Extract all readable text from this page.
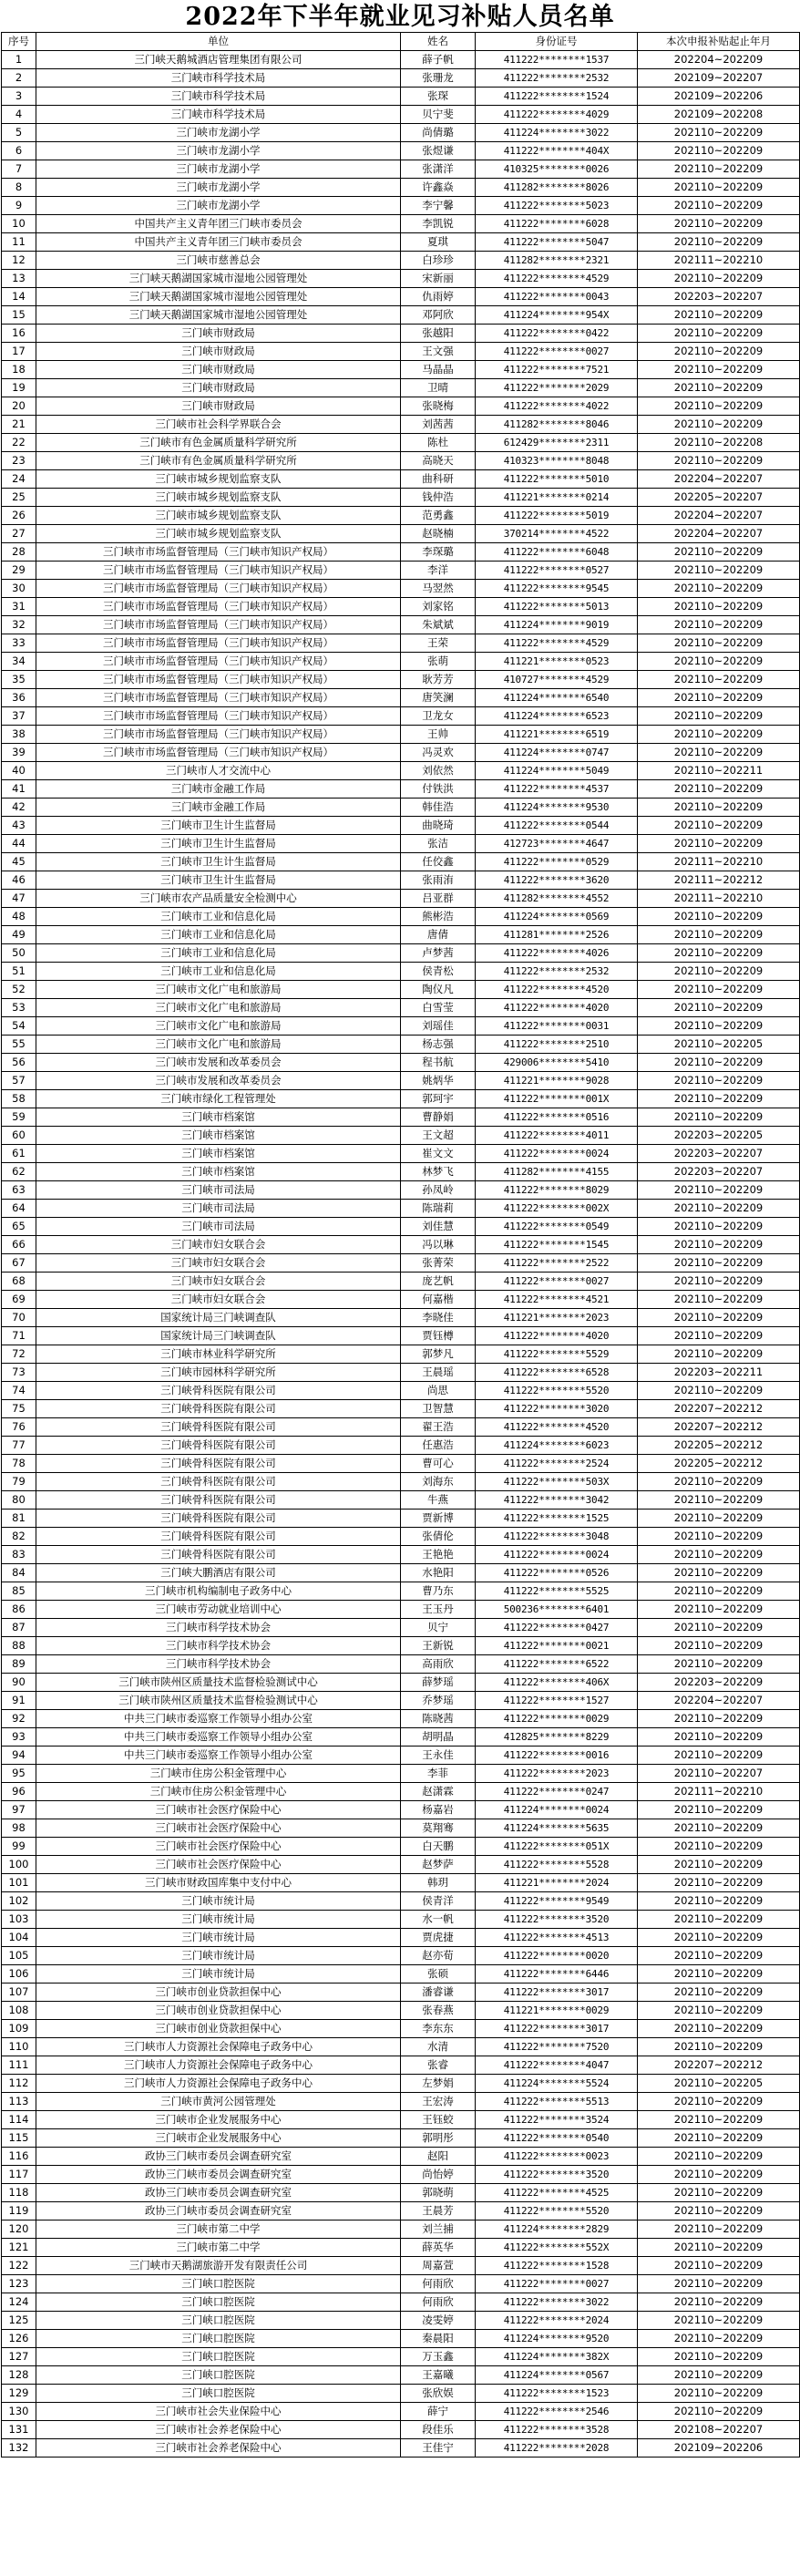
2022年下半年就业见习补贴人员名单
序号	单位	姓名	身份证号	本次申报补贴起止年月
1	三门峡天鹅城酒店管理集团有限公司	薛子帆	411222********1537	202204~202209
2	三门峡市科学技术局	张珊龙	411222********2532	202109~202207
3	三门峡市科学技术局	张琛	411222********1524	202109~202206
4	三门峡市科学技术局	贝宁斐	411222********4029	202109~202208
5	三门峡市龙湖小学	尚倩璐	411224********3022	202110~202209
6	三门峡市龙湖小学	张煜谦	411222********404X	202110~202209
7	三门峡市龙湖小学	张潇洋	410325********0026	202110~202209
8	三门峡市龙湖小学	许鑫焱	411282********8026	202110~202209
9	三门峡市龙湖小学	李宁馨	411222********5023	202110~202209
10	中国共产主义青年团三门峡市委员会	李凯锐	411222********6028	202110~202209
11	中国共产主义青年团三门峡市委员会	夏琪	411222********5047	202110~202209
12	三门峡市慈善总会	白珍珍	411282********2321	202111~202210
13	三门峡天鹅湖国家城市湿地公园管理处	宋新丽	411222********4529	202110~202209
14	三门峡天鹅湖国家城市湿地公园管理处	仇雨婷	411222********0043	202203~202207
15	三门峡天鹅湖国家城市湿地公园管理处	邓阿欣	411224********954X	202110~202209
16	三门峡市财政局	张越阳	411222********0422	202110~202209
17	三门峡市财政局	王文强	411222********0027	202110~202209
18	三门峡市财政局	马晶晶	411222********7521	202110~202209
19	三门峡市财政局	卫晴	411222********2029	202110~202209
20	三门峡市财政局	张晓梅	411222********4022	202110~202209
21	三门峡市社会科学界联合会	刘茜茜	411282********8046	202110~202209
22	三门峡市有色金属质量科学研究所	陈杜	612429********2311	202110~202208
23	三门峡市有色金属质量科学研究所	高晓天	410323********8048	202110~202209
24	三门峡市城乡规划监察支队	曲科研	411222********5010	202204~202207
25	三门峡市城乡规划监察支队	钱仲浩	411221********0214	202205~202207
26	三门峡市城乡规划监察支队	范勇鑫	411222********5019	202204~202207
27	三门峡市城乡规划监察支队	赵晓楠	370214********4522	202204~202207
28	三门峡市市场监督管理局（三门峡市知识产权局）	李琛璐	411222********6048	202110~202209
29	三门峡市市场监督管理局（三门峡市知识产权局）	李洋	411222********0527	202110~202209
30	三门峡市市场监督管理局（三门峡市知识产权局）	马翌然	411222********9545	202110~202209
31	三门峡市市场监督管理局（三门峡市知识产权局）	刘家铭	411222********5013	202110~202209
32	三门峡市市场监督管理局（三门峡市知识产权局）	朱斌斌	411224********9019	202110~202209
33	三门峡市市场监督管理局（三门峡市知识产权局）	王荣	411222********4529	202110~202209
34	三门峡市市场监督管理局（三门峡市知识产权局）	张萌	411221********0523	202110~202209
35	三门峡市市场监督管理局（三门峡市知识产权局）	耿芳芳	410727********4529	202110~202209
36	三门峡市市场监督管理局（三门峡市知识产权局）	唐笑澜	411224********6540	202110~202209
37	三门峡市市场监督管理局（三门峡市知识产权局）	卫龙女	411224********6523	202110~202209
38	三门峡市市场监督管理局（三门峡市知识产权局）	王帅	411221********6519	202110~202209
39	三门峡市市场监督管理局（三门峡市知识产权局）	冯灵欢	411224********0747	202110~202209
40	三门峡市人才交流中心	刘依然	411224********5049	202110~202211
41	三门峡市金融工作局	付铁洪	411222********4537	202110~202209
42	三门峡市金融工作局	韩佳浩	411224********9530	202110~202209
43	三门峡市卫生计生监督局	曲晓琦	411222********0544	202110~202209
44	三门峡市卫生计生监督局	张洁	412723********4647	202110~202209
45	三门峡市卫生计生监督局	任佼鑫	411222********0529	202111~202210
46	三门峡市卫生计生监督局	张雨洧	411222********3620	202111~202212
47	三门峡市农产品质量安全检测中心	吕亚群	411282********4552	202111~202210
48	三门峡市工业和信息化局	熊彬浩	411224********0569	202110~202209
49	三门峡市工业和信息化局	唐倩	411281********2526	202110~202209
50	三门峡市工业和信息化局	卢梦茜	411222********4026	202110~202209
51	三门峡市工业和信息化局	侯青松	411222********2532	202110~202209
52	三门峡市文化广电和旅游局	陶仪凡	411222********4520	202110~202209
53	三门峡市文化广电和旅游局	白雪莹	411222********4020	202110~202209
54	三门峡市文化广电和旅游局	刘瑶佳	411222********0031	202110~202209
55	三门峡市文化广电和旅游局	杨志强	411222********2510	202110~202205
56	三门峡市发展和改革委员会	程书航	429006********5410	202110~202209
57	三门峡市发展和改革委员会	姚炳华	411221********9028	202110~202209
58	三门峡市绿化工程管理处	郭珂宇	411222********001X	202110~202209
59	三门峡市档案馆	曹静娟	411222********0516	202110~202209
60	三门峡市档案馆	王文超	411222********4011	202203~202205
61	三门峡市档案馆	崔文文	411222********0024	202203~202207
62	三门峡市档案馆	林梦飞	411282********4155	202203~202207
63	三门峡市司法局	孙凤岭	411222********8029	202110~202209
64	三门峡市司法局	陈瑞莉	411222********002X	202110~202209
65	三门峡市司法局	刘佳慧	411222********0549	202110~202209
66	三门峡市妇女联合会	冯以琳	411222********1545	202110~202209
67	三门峡市妇女联合会	张菁荣	411222********2522	202110~202209
68	三门峡市妇女联合会	庞艺帆	411222********0027	202110~202209
69	三门峡市妇女联合会	何嘉楷	411222********4521	202110~202209
70	国家统计局三门峡调查队	李晓佳	411221********2023	202110~202209
71	国家统计局三门峡调查队	贾钰樽	411222********4020	202110~202209
72	三门峡市林业科学研究所	郭梦凡	411222********5529	202110~202209
73	三门峡市园林科学研究所	王晨瑶	411222********6528	202203~202211
74	三门峡骨科医院有限公司	尚思	411222********5520	202110~202209
75	三门峡骨科医院有限公司	卫智慧	411222********3020	202207~202212
76	三门峡骨科医院有限公司	翟王浩	411222********4520	202207~202212
77	三门峡骨科医院有限公司	任惠浩	411224********6023	202205~202212
78	三门峡骨科医院有限公司	曹可心	411222********2524	202205~202212
79	三门峡骨科医院有限公司	刘海东	411222********503X	202110~202209
80	三门峡骨科医院有限公司	牛燕	411222********3042	202110~202209
81	三门峡骨科医院有限公司	贾新博	411222********1525	202110~202209
82	三门峡骨科医院有限公司	张倩伦	411222********3048	202110~202209
83	三门峡骨科医院有限公司	王艳艳	411222********0024	202110~202209
84	三门峡大鹏酒店有限公司	水艳阳	411222********0526	202110~202209
85	三门峡市机构编制电子政务中心	曹乃东	411222********5525	202110~202209
86	三门峡市劳动就业培训中心	王玉丹	500236********6401	202110~202209
87	三门峡市科学技术协会	贝宁	411222********0427	202110~202209
88	三门峡市科学技术协会	王新锐	411222********0021	202110~202209
89	三门峡市科学技术协会	高雨欣	411222********6522	202110~202209
90	三门峡市陕州区质量技术监督检验测试中心	薛梦瑶	411222********406X	202203~202209
91	三门峡市陕州区质量技术监督检验测试中心	乔梦瑶	411222********1527	202204~202207
92	中共三门峡市委巡察工作领导小组办公室	陈晓茜	411222********0029	202110~202209
93	中共三门峡市委巡察工作领导小组办公室	胡明晶	412825********8229	202110~202209
94	中共三门峡市委巡察工作领导小组办公室	王永佳	411222********0016	202110~202209
95	三门峡市住房公积金管理中心	李菲	411222********2023	202110~202207
96	三门峡市住房公积金管理中心	赵潇霖	411222********0247	202111~202210
97	三门峡市社会医疗保险中心	杨嘉岩	411224********0024	202110~202209
98	三门峡市社会医疗保险中心	莫翔骞	411224********5635	202110~202209
99	三门峡市社会医疗保险中心	白天鹏	411222********051X	202110~202209
100	三门峡市社会医疗保险中心	赵梦萨	411222********5528	202110~202209
101	三门峡市财政国库集中支付中心	韩玥	411221********2024	202110~202209
102	三门峡市统计局	侯青洋	411222********9549	202110~202209
103	三门峡市统计局	水一帆	411222********3520	202110~202209
104	三门峡市统计局	贾虎捷	411222********4513	202110~202209
105	三门峡市统计局	赵亦荀	411222********0020	202110~202209
106	三门峡市统计局	张硕	411222********6446	202110~202209
107	三门峡市创业贷款担保中心	潘睿谦	411222********3017	202110~202209
108	三门峡市创业贷款担保中心	张春燕	411221********0029	202110~202209
109	三门峡市创业贷款担保中心	李东东	411222********3017	202110~202209
110	三门峡市人力资源社会保障电子政务中心	水清	411222********7520	202110~202209
111	三门峡市人力资源社会保障电子政务中心	张睿	411222********4047	202207~202212
112	三门峡市人力资源社会保障电子政务中心	左梦娟	411224********5524	202110~202205
113	三门峡市黄河公园管理处	王宏涛	411222********5513	202110~202209
114	三门峡市企业发展服务中心	王钰蛟	411222********3524	202110~202209
115	三门峡市企业发展服务中心	郭明彤	411222********0540	202110~202209
116	政协三门峡市委员会调查研究室	赵阳	411222********0023	202110~202209
117	政协三门峡市委员会调查研究室	尚怡婷	411222********3520	202110~202209
118	政协三门峡市委员会调查研究室	郭晓萌	411222********4525	202110~202209
119	政协三门峡市委员会调查研究室	王晨芳	411222********5520	202110~202209
120	三门峡市第二中学	刘兰捕	411224********2829	202110~202209
121	三门峡市第二中学	薛英华	411222********552X	202110~202209
122	三门峡市天鹅湖旅游开发有限责任公司	周嘉萱	411222********1528	202110~202209
123	三门峡口腔医院	何雨欣	411222********0027	202110~202209
124	三门峡口腔医院	何雨欣	411222********3022	202110~202209
125	三门峡口腔医院	凌雯婷	411222********2024	202110~202209
126	三门峡口腔医院	秦晨阳	411224********9520	202110~202209
127	三门峡口腔医院	万玉鑫	411224********382X	202110~202209
128	三门峡口腔医院	王嘉曦	411224********0567	202110~202209
129	三门峡口腔医院	张欣娱	411222********1523	202110~202209
130	三门峡市社会失业保险中心	薛宁	411222********2546	202110~202209
131	三门峡市社会养老保险中心	段佳乐	411222********3528	202108~202207
132	三门峡市社会养老保险中心	王佳宁	411222********2028	202109~202206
□ □ □ □ □ □ □
■ EXERCISE BRIEF:
Filter the records down to the lines that contain the string "三门峡市司法局", and copy those lines.

■ SOLUTION TO THE PROBLEM:
63	三门峡市司法局	孙凤岭	411222********8029	202110~202209
64	三门峡市司法局	陈瑞莉	411222********002X	202110~202209
65	三门峡市司法局	刘佳慧	411222********0549	202110~202209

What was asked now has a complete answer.